What needs to be done: Without including any images, reproduce each entry exactly.

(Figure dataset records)

______

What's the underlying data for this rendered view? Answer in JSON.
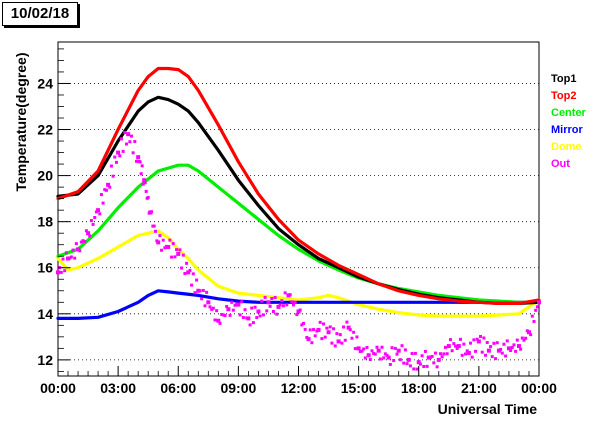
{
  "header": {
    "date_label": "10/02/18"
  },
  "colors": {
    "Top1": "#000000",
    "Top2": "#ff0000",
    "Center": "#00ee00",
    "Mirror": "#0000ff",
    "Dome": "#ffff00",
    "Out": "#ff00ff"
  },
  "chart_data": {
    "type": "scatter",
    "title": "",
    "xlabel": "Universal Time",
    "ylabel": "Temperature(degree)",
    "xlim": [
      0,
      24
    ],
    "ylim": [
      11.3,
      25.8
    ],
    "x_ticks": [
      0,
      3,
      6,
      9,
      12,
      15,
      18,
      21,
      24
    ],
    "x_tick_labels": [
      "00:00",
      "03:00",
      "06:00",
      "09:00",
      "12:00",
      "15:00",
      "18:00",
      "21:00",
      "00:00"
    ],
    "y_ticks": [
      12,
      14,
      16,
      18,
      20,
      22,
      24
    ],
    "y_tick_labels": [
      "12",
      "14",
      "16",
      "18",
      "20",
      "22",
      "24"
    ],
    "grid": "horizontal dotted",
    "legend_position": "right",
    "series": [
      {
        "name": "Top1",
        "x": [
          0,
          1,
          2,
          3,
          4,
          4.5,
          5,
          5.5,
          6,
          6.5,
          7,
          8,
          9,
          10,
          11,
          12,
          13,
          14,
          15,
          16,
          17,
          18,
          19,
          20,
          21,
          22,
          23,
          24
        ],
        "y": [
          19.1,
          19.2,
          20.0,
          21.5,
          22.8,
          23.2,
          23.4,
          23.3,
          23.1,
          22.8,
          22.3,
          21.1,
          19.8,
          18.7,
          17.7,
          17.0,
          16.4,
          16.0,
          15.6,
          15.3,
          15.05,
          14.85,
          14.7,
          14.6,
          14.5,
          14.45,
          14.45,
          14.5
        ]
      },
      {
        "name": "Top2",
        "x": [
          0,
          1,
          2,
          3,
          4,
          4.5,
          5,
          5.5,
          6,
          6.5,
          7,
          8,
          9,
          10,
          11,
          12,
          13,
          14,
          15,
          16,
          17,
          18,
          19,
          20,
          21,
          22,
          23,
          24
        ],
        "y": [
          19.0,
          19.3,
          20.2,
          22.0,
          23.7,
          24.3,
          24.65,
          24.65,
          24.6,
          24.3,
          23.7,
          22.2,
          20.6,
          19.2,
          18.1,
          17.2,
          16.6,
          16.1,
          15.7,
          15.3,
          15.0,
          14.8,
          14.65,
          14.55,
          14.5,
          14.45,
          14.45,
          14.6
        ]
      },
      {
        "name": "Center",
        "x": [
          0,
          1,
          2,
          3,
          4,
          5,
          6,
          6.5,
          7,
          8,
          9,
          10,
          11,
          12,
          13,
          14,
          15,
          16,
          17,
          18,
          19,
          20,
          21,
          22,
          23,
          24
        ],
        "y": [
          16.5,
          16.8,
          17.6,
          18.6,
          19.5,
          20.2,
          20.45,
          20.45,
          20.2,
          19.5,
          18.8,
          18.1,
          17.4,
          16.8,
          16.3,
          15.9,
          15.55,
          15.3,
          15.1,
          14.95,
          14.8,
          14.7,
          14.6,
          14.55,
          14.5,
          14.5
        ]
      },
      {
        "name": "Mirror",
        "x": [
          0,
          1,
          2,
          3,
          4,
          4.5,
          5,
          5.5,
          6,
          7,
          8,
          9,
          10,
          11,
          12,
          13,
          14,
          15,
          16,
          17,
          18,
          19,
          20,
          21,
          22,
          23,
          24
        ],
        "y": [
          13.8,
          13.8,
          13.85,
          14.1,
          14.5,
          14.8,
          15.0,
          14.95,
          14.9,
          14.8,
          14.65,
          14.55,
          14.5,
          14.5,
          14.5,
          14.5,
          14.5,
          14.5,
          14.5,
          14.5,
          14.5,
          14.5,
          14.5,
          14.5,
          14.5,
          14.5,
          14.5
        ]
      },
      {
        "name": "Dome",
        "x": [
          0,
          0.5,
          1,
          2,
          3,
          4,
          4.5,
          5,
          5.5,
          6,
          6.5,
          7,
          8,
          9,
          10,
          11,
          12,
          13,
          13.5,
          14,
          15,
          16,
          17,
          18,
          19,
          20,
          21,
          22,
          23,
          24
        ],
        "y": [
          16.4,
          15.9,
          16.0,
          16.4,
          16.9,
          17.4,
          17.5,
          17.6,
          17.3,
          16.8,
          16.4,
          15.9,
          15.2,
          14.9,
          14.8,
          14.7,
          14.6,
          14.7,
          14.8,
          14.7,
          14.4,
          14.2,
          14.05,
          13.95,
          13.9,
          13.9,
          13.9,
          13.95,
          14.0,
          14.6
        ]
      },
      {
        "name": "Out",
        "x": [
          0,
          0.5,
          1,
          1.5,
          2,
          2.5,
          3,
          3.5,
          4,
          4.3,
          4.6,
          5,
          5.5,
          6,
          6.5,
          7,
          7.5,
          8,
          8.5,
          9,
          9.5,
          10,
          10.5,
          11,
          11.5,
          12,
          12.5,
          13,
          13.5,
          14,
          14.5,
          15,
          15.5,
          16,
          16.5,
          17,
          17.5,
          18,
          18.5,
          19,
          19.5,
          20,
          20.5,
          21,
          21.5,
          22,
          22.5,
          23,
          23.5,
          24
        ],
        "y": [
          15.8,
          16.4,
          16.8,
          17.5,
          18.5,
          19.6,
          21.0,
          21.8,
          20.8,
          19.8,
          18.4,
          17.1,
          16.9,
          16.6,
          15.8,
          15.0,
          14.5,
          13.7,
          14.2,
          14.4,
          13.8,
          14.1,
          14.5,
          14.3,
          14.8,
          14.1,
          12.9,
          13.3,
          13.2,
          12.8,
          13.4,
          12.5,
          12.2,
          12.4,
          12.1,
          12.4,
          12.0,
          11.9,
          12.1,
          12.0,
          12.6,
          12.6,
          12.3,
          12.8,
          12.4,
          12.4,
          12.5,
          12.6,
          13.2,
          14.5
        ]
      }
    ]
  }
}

______

Exercise result:
What's the underlying data for this rendered view? Answer in JSON.
{
  "header": {
    "date_label": "10/02/18"
  },
  "colors": {
    "Top1": "#000000",
    "Top2": "#ff0000",
    "Center": "#00ee00",
    "Mirror": "#0000ff",
    "Dome": "#ffff00",
    "Out": "#ff00ff"
  },
  "chart_data": {
    "type": "scatter",
    "title": "",
    "xlabel": "Universal Time",
    "ylabel": "Temperature(degree)",
    "xlim": [
      0,
      24
    ],
    "ylim": [
      11.3,
      25.8
    ],
    "x_ticks": [
      0,
      3,
      6,
      9,
      12,
      15,
      18,
      21,
      24
    ],
    "x_tick_labels": [
      "00:00",
      "03:00",
      "06:00",
      "09:00",
      "12:00",
      "15:00",
      "18:00",
      "21:00",
      "00:00"
    ],
    "y_ticks": [
      12,
      14,
      16,
      18,
      20,
      22,
      24
    ],
    "y_tick_labels": [
      "12",
      "14",
      "16",
      "18",
      "20",
      "22",
      "24"
    ],
    "grid": "horizontal dotted",
    "legend_position": "right",
    "series": [
      {
        "name": "Top1",
        "x": [
          0,
          1,
          2,
          3,
          4,
          4.5,
          5,
          5.5,
          6,
          6.5,
          7,
          8,
          9,
          10,
          11,
          12,
          13,
          14,
          15,
          16,
          17,
          18,
          19,
          20,
          21,
          22,
          23,
          24
        ],
        "y": [
          19.1,
          19.2,
          20.0,
          21.5,
          22.8,
          23.2,
          23.4,
          23.3,
          23.1,
          22.8,
          22.3,
          21.1,
          19.8,
          18.7,
          17.7,
          17.0,
          16.4,
          16.0,
          15.6,
          15.3,
          15.05,
          14.85,
          14.7,
          14.6,
          14.5,
          14.45,
          14.45,
          14.5
        ]
      },
      {
        "name": "Top2",
        "x": [
          0,
          1,
          2,
          3,
          4,
          4.5,
          5,
          5.5,
          6,
          6.5,
          7,
          8,
          9,
          10,
          11,
          12,
          13,
          14,
          15,
          16,
          17,
          18,
          19,
          20,
          21,
          22,
          23,
          24
        ],
        "y": [
          19.0,
          19.3,
          20.2,
          22.0,
          23.7,
          24.3,
          24.65,
          24.65,
          24.6,
          24.3,
          23.7,
          22.2,
          20.6,
          19.2,
          18.1,
          17.2,
          16.6,
          16.1,
          15.7,
          15.3,
          15.0,
          14.8,
          14.65,
          14.55,
          14.5,
          14.45,
          14.45,
          14.6
        ]
      },
      {
        "name": "Center",
        "x": [
          0,
          1,
          2,
          3,
          4,
          5,
          6,
          6.5,
          7,
          8,
          9,
          10,
          11,
          12,
          13,
          14,
          15,
          16,
          17,
          18,
          19,
          20,
          21,
          22,
          23,
          24
        ],
        "y": [
          16.5,
          16.8,
          17.6,
          18.6,
          19.5,
          20.2,
          20.45,
          20.45,
          20.2,
          19.5,
          18.8,
          18.1,
          17.4,
          16.8,
          16.3,
          15.9,
          15.55,
          15.3,
          15.1,
          14.95,
          14.8,
          14.7,
          14.6,
          14.55,
          14.5,
          14.5
        ]
      },
      {
        "name": "Mirror",
        "x": [
          0,
          1,
          2,
          3,
          4,
          4.5,
          5,
          5.5,
          6,
          7,
          8,
          9,
          10,
          11,
          12,
          13,
          14,
          15,
          16,
          17,
          18,
          19,
          20,
          21,
          22,
          23,
          24
        ],
        "y": [
          13.8,
          13.8,
          13.85,
          14.1,
          14.5,
          14.8,
          15.0,
          14.95,
          14.9,
          14.8,
          14.65,
          14.55,
          14.5,
          14.5,
          14.5,
          14.5,
          14.5,
          14.5,
          14.5,
          14.5,
          14.5,
          14.5,
          14.5,
          14.5,
          14.5,
          14.5,
          14.5
        ]
      },
      {
        "name": "Dome",
        "x": [
          0,
          0.5,
          1,
          2,
          3,
          4,
          4.5,
          5,
          5.5,
          6,
          6.5,
          7,
          8,
          9,
          10,
          11,
          12,
          13,
          13.5,
          14,
          15,
          16,
          17,
          18,
          19,
          20,
          21,
          22,
          23,
          24
        ],
        "y": [
          16.4,
          15.9,
          16.0,
          16.4,
          16.9,
          17.4,
          17.5,
          17.6,
          17.3,
          16.8,
          16.4,
          15.9,
          15.2,
          14.9,
          14.8,
          14.7,
          14.6,
          14.7,
          14.8,
          14.7,
          14.4,
          14.2,
          14.05,
          13.95,
          13.9,
          13.9,
          13.9,
          13.95,
          14.0,
          14.6
        ]
      },
      {
        "name": "Out",
        "x": [
          0,
          0.5,
          1,
          1.5,
          2,
          2.5,
          3,
          3.5,
          4,
          4.3,
          4.6,
          5,
          5.5,
          6,
          6.5,
          7,
          7.5,
          8,
          8.5,
          9,
          9.5,
          10,
          10.5,
          11,
          11.5,
          12,
          12.5,
          13,
          13.5,
          14,
          14.5,
          15,
          15.5,
          16,
          16.5,
          17,
          17.5,
          18,
          18.5,
          19,
          19.5,
          20,
          20.5,
          21,
          21.5,
          22,
          22.5,
          23,
          23.5,
          24
        ],
        "y": [
          15.8,
          16.4,
          16.8,
          17.5,
          18.5,
          19.6,
          21.0,
          21.8,
          20.8,
          19.8,
          18.4,
          17.1,
          16.9,
          16.6,
          15.8,
          15.0,
          14.5,
          13.7,
          14.2,
          14.4,
          13.8,
          14.1,
          14.5,
          14.3,
          14.8,
          14.1,
          12.9,
          13.3,
          13.2,
          12.8,
          13.4,
          12.5,
          12.2,
          12.4,
          12.1,
          12.4,
          12.0,
          11.9,
          12.1,
          12.0,
          12.6,
          12.6,
          12.3,
          12.8,
          12.4,
          12.4,
          12.5,
          12.6,
          13.2,
          14.5
        ]
      }
    ]
  }
}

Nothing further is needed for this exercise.